Check each line of the records below for the word "Galen" and copy those where it appears.

## BEGIN SOURCE MATERIAL

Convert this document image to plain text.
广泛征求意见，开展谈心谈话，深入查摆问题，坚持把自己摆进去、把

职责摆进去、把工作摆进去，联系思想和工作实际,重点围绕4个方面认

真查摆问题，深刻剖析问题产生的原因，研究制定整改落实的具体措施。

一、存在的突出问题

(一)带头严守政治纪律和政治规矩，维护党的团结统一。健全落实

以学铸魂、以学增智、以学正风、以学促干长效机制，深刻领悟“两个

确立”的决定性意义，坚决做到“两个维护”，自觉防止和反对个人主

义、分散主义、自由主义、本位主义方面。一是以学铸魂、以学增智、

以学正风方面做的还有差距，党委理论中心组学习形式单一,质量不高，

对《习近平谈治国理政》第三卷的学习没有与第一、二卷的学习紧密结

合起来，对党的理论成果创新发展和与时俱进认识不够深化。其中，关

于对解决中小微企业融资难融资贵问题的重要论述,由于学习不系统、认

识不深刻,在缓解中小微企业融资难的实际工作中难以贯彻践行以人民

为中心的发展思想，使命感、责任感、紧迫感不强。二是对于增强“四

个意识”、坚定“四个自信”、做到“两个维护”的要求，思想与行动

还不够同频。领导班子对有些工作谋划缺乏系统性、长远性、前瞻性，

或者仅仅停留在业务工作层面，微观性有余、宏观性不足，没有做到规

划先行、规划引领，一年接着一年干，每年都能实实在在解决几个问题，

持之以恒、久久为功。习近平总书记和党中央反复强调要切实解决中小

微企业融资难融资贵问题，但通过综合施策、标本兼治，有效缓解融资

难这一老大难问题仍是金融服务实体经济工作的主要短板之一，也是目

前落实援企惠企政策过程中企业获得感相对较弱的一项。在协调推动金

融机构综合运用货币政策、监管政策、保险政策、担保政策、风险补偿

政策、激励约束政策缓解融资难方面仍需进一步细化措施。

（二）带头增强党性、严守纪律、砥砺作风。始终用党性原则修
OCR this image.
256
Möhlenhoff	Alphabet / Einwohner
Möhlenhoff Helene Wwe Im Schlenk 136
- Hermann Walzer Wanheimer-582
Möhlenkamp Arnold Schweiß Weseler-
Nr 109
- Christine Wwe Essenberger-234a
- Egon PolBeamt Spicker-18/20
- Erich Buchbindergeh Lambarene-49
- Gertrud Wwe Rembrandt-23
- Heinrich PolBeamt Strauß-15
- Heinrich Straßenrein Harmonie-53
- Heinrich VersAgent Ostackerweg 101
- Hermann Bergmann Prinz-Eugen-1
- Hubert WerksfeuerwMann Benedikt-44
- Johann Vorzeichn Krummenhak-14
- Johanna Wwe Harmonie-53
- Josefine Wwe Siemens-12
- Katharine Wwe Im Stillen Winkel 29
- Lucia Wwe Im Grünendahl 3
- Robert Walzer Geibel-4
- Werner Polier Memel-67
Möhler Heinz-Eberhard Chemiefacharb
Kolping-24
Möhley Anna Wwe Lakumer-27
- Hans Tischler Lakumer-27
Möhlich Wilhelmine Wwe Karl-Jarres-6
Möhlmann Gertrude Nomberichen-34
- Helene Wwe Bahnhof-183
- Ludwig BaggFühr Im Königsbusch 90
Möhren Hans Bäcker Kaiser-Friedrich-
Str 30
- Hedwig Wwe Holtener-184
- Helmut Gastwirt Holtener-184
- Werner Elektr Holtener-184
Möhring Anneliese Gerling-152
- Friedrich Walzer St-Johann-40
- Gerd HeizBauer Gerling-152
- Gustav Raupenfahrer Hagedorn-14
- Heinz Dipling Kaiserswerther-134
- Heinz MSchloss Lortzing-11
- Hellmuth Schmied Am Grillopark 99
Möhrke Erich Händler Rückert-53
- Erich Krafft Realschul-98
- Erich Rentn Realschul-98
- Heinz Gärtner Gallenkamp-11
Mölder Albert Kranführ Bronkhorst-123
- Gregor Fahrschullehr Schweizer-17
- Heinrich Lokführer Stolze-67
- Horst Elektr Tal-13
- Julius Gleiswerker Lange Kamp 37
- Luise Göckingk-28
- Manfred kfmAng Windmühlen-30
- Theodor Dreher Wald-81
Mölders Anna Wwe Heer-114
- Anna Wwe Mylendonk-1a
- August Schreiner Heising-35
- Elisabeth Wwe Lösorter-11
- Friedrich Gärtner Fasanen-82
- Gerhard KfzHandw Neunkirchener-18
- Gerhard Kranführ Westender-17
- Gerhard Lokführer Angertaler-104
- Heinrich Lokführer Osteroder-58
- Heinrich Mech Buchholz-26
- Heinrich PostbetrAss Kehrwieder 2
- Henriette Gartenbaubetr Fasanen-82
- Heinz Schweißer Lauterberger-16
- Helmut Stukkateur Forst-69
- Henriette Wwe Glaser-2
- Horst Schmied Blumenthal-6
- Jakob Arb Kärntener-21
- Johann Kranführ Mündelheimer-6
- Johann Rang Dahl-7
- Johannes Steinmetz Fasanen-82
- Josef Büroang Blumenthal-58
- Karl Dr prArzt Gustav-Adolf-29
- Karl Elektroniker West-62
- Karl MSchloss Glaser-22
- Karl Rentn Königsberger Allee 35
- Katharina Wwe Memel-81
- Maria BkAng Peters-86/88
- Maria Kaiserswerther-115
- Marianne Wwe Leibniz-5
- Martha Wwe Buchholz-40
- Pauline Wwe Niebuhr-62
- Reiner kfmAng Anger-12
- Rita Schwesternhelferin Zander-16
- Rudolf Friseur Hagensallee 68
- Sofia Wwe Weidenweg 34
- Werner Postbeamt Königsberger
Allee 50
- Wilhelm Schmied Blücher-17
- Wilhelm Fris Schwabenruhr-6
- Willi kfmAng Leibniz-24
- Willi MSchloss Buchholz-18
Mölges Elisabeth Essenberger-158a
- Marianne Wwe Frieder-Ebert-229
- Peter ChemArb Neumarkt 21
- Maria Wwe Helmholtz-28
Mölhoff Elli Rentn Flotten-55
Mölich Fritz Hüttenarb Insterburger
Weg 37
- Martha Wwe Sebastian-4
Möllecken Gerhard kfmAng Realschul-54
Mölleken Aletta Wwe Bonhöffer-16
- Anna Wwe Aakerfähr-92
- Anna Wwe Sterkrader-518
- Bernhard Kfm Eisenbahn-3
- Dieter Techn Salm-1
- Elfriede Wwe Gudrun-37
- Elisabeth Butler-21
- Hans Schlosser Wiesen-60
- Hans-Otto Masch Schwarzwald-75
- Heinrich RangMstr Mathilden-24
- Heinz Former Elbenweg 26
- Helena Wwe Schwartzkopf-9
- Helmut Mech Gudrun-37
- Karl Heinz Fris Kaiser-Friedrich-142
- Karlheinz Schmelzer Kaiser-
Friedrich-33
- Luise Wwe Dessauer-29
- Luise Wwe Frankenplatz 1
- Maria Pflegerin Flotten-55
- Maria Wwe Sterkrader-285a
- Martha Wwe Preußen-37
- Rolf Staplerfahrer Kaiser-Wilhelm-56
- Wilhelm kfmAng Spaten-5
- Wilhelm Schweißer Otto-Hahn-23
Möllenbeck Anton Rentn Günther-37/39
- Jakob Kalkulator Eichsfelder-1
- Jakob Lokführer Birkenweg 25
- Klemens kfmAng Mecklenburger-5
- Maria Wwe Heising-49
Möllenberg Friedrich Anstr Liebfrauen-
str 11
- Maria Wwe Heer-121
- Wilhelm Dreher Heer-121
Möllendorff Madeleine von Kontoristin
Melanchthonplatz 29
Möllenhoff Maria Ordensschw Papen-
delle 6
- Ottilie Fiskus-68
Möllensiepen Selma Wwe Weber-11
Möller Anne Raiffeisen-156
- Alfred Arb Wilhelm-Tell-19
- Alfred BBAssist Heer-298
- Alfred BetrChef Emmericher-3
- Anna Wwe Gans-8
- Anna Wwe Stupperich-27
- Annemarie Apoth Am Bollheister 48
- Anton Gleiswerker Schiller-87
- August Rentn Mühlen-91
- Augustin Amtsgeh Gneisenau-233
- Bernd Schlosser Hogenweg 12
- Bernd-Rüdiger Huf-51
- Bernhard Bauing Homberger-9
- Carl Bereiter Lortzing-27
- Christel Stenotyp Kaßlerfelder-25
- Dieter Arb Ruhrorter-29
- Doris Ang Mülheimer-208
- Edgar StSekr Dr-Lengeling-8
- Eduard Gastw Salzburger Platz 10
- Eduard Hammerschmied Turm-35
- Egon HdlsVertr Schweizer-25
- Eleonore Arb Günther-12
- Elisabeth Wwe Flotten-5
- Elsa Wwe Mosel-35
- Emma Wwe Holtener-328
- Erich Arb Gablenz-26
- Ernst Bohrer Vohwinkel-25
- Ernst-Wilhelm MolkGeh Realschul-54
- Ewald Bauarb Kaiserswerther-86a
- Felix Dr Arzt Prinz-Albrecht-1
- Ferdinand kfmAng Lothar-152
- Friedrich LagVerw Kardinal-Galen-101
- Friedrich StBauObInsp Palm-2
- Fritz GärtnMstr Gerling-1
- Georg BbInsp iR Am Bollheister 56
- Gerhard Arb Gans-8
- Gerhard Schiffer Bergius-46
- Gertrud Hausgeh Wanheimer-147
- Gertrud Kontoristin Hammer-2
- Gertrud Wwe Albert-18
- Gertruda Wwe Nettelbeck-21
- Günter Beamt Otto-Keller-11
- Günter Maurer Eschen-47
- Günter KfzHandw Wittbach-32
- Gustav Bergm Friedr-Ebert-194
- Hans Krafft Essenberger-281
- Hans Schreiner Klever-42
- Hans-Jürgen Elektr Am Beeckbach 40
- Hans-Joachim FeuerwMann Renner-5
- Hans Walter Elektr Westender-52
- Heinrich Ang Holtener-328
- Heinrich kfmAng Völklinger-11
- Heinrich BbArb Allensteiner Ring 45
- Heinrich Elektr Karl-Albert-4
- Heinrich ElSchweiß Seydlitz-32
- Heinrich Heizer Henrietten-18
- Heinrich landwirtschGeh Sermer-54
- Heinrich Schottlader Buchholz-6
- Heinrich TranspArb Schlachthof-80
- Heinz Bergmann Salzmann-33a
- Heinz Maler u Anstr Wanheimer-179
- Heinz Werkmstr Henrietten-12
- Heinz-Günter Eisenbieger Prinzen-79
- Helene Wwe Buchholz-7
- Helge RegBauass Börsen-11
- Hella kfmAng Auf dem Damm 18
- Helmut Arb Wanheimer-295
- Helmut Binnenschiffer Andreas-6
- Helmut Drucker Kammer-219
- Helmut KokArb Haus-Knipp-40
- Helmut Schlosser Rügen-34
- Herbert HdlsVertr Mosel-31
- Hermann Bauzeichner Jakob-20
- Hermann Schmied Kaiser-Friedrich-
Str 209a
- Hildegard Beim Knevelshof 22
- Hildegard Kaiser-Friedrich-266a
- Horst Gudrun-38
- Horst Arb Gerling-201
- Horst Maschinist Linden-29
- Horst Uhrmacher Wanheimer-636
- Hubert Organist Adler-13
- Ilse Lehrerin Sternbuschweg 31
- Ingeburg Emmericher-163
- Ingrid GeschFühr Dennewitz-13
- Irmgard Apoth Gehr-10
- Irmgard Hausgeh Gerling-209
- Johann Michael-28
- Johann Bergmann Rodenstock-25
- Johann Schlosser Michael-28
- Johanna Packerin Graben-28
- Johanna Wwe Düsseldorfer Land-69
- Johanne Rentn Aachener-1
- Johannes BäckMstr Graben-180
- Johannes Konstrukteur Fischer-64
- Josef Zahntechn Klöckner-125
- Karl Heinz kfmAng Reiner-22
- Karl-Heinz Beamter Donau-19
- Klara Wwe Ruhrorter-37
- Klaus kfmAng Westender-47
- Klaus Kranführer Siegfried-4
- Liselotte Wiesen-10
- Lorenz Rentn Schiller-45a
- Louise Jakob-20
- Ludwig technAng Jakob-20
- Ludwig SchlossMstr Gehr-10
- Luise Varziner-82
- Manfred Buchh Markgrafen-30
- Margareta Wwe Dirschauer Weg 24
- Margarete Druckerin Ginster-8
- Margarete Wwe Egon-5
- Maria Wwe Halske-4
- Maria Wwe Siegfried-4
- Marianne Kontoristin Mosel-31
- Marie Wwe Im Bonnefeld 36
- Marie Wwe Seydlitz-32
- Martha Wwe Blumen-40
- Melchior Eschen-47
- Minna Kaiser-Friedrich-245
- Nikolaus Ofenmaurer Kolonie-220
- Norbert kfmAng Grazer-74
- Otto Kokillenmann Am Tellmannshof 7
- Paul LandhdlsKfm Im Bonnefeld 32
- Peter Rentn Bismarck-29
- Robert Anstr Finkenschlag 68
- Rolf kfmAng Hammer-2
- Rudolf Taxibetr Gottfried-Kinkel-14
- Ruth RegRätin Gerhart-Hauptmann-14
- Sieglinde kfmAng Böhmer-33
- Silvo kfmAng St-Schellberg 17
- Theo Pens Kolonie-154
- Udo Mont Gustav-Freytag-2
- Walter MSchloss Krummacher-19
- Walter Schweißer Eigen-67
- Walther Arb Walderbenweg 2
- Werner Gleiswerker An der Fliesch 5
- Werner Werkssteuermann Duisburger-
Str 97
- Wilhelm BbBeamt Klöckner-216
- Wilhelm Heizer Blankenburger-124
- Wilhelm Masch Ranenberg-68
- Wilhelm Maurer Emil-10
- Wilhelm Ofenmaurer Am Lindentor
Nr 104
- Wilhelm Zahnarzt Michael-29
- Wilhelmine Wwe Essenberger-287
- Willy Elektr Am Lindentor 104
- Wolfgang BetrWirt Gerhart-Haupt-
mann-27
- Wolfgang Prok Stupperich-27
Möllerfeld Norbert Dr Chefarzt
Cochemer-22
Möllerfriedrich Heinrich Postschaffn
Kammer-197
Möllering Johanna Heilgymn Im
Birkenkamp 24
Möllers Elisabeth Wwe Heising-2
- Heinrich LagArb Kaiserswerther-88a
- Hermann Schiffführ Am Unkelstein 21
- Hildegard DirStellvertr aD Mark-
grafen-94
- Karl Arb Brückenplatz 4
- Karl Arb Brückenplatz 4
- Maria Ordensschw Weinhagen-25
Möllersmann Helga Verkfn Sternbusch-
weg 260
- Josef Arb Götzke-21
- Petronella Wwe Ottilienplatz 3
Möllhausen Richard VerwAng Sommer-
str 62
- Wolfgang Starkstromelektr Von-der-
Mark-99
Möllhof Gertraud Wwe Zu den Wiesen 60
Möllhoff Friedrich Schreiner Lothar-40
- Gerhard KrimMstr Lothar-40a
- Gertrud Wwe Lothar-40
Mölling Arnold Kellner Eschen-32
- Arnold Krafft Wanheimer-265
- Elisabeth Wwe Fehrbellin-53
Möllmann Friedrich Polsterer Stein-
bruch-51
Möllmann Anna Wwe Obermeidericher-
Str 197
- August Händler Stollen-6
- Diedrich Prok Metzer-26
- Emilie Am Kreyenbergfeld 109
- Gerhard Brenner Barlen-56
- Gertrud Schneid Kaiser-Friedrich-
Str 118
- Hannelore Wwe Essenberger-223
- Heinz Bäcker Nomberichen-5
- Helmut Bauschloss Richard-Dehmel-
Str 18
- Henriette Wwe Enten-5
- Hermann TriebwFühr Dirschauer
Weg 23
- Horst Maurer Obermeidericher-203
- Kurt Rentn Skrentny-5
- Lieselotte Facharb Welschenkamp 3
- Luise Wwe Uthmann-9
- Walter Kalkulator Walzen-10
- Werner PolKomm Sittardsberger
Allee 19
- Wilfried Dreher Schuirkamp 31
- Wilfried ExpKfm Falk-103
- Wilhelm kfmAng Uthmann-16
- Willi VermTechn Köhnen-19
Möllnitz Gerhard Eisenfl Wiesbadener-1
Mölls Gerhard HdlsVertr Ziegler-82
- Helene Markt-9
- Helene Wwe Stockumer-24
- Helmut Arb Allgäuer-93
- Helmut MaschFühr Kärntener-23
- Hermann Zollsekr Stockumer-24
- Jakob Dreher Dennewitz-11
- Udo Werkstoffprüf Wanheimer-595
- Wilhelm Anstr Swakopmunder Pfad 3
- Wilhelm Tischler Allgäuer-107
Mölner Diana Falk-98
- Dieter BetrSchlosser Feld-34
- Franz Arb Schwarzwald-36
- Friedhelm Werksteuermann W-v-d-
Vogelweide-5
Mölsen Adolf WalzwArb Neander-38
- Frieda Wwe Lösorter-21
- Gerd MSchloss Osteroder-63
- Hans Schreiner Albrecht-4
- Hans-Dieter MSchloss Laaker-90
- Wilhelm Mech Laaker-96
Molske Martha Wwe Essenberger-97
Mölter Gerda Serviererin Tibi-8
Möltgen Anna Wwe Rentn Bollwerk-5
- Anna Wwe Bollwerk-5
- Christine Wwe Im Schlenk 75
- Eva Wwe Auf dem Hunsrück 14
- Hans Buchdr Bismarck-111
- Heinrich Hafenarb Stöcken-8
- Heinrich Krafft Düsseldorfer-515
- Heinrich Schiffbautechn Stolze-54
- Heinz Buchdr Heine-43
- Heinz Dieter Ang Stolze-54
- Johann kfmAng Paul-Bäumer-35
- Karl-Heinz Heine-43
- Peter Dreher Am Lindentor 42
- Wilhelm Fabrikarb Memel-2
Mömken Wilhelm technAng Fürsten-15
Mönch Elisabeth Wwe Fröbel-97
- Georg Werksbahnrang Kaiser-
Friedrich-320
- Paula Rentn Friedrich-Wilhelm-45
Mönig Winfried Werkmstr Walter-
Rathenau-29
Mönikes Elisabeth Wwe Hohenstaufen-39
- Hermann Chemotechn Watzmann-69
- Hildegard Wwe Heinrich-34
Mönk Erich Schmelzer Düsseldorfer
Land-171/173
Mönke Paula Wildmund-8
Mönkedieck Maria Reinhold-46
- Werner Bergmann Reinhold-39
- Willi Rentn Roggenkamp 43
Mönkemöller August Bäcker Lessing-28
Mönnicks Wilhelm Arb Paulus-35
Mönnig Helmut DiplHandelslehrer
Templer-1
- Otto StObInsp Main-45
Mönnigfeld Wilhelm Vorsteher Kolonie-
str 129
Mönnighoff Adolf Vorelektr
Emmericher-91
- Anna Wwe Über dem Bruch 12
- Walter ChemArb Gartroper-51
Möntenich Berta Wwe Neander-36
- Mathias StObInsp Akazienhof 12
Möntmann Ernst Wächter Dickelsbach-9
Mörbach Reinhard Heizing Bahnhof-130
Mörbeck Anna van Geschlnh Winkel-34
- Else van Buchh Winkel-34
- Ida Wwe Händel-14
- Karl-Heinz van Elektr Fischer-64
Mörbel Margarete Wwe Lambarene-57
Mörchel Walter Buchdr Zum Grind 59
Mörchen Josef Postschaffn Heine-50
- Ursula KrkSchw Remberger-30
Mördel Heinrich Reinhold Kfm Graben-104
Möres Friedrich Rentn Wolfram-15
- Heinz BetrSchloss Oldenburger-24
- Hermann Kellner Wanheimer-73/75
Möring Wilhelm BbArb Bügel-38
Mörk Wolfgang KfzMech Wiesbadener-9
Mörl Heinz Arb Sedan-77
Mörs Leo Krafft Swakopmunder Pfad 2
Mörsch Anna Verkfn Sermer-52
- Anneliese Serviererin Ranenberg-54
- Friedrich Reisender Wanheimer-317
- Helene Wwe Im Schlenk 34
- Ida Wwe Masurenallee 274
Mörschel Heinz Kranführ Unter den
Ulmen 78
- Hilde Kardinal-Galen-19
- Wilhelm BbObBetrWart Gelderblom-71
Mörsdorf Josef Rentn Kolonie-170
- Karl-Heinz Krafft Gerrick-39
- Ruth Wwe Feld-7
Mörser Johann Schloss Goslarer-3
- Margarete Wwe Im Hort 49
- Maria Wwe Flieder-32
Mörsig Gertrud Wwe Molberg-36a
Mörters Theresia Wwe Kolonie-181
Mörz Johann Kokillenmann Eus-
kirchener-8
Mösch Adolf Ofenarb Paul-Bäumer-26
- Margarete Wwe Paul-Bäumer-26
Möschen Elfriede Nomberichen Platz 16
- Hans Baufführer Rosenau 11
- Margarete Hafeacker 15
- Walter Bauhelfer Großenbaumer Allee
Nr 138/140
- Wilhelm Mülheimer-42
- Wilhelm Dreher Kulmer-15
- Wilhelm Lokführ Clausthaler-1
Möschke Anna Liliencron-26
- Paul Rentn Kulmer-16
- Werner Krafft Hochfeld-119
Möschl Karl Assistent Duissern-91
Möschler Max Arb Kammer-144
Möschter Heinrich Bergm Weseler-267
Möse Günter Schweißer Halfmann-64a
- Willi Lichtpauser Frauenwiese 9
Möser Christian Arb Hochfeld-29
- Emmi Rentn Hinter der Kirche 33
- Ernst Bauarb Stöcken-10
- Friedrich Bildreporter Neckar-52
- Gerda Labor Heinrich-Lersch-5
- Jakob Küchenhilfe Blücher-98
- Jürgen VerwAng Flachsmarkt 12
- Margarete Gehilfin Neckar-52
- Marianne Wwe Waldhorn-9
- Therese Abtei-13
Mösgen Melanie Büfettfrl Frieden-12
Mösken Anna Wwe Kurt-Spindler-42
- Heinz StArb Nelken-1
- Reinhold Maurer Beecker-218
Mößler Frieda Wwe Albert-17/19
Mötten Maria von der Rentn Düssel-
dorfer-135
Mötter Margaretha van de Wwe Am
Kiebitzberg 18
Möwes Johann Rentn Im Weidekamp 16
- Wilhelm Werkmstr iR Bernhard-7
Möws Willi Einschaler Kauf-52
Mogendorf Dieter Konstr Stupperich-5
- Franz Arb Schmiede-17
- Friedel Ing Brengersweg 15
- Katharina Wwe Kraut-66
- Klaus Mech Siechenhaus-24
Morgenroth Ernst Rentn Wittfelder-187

## END SOURCE MATERIAL

* **EXERCISE ANSWER**
- Friedrich LagVerw Kardinal-Galen-101
- Hilde Kardinal-Galen-19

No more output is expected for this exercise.